── SUPPLIED INFORMATION
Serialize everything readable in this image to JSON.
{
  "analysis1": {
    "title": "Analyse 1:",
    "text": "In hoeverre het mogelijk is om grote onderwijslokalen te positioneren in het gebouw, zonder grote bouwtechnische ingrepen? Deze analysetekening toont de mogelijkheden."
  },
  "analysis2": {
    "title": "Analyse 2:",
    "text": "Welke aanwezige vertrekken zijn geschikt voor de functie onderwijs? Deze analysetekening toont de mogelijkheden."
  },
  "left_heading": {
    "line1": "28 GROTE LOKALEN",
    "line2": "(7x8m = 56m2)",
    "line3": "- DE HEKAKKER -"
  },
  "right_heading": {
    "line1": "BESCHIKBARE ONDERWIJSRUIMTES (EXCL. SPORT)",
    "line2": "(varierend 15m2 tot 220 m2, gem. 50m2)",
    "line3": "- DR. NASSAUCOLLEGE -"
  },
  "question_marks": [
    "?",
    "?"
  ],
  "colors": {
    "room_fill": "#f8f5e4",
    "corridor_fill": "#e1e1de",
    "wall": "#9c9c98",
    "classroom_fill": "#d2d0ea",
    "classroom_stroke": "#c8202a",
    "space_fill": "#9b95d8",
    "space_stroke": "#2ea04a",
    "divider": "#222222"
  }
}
────
Retype every entry above, word for word.

Serialize everything readable in this image to JSON.
{
  "analysis1": {
    "title": "Analyse 1:",
    "text": "In hoeverre het mogelijk is om grote onderwijslokalen te positioneren in het gebouw, zonder grote bouwtechnische ingrepen? Deze analysetekening toont de mogelijkheden."
  },
  "analysis2": {
    "title": "Analyse 2:",
    "text": "Welke aanwezige vertrekken zijn geschikt voor de functie onderwijs? Deze analysetekening toont de mogelijkheden."
  },
  "left_heading": {
    "line1": "28 GROTE LOKALEN",
    "line2": "(7x8m = 56m2)",
    "line3": "- DE HEKAKKER -"
  },
  "right_heading": {
    "line1": "BESCHIKBARE ONDERWIJSRUIMTES (EXCL. SPORT)",
    "line2": "(varierend 15m2 tot 220 m2, gem. 50m2)",
    "line3": "- DR. NASSAUCOLLEGE -"
  },
  "question_marks": [
    "?",
    "?"
  ],
  "colors": {
    "room_fill": "#f8f5e4",
    "corridor_fill": "#e1e1de",
    "wall": "#9c9c98",
    "classroom_fill": "#d2d0ea",
    "classroom_stroke": "#c8202a",
    "space_fill": "#9b95d8",
    "space_stroke": "#2ea04a",
    "divider": "#222222"
  }
}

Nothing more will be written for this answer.